Figure content listings:
★ ★ ★ ★ ★

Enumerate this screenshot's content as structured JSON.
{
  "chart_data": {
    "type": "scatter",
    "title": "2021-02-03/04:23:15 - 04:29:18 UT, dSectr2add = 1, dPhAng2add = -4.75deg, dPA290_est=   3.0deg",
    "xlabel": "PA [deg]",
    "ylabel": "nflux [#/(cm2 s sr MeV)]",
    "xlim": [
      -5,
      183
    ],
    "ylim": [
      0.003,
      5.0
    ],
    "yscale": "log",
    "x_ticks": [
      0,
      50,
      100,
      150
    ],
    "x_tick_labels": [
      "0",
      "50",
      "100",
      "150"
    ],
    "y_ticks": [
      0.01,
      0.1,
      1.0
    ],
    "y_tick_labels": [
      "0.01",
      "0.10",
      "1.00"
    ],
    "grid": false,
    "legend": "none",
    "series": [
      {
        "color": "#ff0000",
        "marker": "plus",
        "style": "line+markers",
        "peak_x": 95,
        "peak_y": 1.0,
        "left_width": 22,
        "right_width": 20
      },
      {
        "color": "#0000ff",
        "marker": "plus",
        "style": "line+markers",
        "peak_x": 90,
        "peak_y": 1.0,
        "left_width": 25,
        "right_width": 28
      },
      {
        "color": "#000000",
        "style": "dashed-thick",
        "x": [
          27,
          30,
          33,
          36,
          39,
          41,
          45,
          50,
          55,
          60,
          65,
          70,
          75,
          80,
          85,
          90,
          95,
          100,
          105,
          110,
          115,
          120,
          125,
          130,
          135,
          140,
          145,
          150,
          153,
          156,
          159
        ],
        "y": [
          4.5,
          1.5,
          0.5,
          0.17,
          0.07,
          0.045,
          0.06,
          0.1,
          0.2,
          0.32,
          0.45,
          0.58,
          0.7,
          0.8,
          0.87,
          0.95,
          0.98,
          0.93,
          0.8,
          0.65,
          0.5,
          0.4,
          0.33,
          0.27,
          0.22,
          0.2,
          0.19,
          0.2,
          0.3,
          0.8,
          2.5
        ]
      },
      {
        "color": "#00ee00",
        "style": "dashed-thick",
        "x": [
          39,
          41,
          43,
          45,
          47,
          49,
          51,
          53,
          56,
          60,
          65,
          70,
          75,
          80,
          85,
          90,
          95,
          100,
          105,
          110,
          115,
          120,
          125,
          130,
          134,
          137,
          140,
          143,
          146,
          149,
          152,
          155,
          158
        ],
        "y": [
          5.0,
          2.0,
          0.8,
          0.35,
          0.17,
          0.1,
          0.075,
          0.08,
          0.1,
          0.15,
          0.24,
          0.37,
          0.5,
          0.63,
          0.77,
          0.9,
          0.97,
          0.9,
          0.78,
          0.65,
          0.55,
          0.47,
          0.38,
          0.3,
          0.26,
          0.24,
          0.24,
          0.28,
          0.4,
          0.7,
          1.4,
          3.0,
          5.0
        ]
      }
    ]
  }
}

★ ★ ★ ★ ★

WHAT YOU HAVE TO DO:
Pick out each line above that includes "color" and show it.

THE RESULT:
        "color": "#ff0000",
        "color": "#0000ff",
        "color": "#000000",
        "color": "#00ee00",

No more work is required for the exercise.